[Items from a dataset]
++++++++++++++++++++
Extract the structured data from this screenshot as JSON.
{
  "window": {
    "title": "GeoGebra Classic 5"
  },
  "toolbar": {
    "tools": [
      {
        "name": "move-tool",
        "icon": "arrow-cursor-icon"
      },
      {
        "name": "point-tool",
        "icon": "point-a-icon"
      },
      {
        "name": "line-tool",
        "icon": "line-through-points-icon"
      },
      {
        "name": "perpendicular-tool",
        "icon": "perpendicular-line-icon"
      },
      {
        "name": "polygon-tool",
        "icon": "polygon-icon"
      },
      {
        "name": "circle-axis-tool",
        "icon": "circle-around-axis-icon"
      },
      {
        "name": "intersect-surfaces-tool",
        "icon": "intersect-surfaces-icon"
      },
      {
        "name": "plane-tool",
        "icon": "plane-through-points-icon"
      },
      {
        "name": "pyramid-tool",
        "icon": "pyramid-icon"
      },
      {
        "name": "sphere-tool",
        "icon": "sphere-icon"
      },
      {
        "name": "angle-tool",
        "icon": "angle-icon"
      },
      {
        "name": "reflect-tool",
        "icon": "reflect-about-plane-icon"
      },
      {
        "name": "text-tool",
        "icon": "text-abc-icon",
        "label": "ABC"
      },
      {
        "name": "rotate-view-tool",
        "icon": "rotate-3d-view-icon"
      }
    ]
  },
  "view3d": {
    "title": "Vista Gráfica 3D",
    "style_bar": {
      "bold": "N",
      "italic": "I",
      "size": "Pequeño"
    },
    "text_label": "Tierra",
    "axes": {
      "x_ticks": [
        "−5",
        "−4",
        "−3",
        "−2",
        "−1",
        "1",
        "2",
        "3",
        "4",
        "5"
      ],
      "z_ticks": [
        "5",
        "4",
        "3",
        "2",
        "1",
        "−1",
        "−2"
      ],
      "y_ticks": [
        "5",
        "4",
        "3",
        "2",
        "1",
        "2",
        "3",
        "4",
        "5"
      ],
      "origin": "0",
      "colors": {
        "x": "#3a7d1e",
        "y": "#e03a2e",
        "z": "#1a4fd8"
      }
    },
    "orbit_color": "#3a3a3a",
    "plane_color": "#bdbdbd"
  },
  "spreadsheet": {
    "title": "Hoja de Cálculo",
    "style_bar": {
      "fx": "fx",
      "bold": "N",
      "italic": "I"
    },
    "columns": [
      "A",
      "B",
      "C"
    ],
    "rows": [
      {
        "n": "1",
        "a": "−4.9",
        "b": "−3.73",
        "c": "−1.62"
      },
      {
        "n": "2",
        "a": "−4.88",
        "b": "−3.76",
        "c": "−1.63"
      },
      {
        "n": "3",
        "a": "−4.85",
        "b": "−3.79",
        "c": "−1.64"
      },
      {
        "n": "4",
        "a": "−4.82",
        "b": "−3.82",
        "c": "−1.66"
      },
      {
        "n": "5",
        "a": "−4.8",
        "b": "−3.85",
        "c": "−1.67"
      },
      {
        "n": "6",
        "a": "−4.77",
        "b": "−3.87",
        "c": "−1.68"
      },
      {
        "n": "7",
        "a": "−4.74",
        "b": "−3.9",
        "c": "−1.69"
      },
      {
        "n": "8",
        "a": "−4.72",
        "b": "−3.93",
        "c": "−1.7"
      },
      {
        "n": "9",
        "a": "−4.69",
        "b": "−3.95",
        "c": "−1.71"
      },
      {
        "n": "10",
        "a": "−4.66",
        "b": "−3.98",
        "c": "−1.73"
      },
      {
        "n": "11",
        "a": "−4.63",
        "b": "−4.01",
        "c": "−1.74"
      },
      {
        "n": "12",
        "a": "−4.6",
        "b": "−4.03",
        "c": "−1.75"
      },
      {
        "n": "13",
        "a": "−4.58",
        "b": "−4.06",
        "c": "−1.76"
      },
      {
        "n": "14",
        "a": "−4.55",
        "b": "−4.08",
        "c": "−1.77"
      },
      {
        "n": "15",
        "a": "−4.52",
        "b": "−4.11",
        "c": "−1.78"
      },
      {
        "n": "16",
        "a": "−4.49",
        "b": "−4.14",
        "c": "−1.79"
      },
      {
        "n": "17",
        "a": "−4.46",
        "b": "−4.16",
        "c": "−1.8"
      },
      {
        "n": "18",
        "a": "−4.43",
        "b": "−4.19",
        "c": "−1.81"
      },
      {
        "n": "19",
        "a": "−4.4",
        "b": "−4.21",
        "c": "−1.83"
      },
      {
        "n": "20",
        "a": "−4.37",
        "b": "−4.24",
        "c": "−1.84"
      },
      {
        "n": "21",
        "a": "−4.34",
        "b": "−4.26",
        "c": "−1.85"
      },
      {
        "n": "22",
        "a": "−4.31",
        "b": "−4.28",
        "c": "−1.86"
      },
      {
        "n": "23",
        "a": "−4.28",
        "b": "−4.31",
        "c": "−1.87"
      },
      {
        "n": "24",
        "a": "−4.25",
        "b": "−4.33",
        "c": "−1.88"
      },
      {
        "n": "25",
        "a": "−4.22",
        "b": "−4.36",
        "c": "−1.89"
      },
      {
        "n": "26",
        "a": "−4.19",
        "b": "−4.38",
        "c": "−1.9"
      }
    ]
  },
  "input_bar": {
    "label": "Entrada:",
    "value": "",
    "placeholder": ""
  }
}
++++++++++++++++++++
Given problem - Pick out the lines above containing the word "title", then copy them.

Written solution -
    "title": "GeoGebra Classic 5"
    "title": "Vista Gráfica 3D",
    "title": "Hoja de Cálculo",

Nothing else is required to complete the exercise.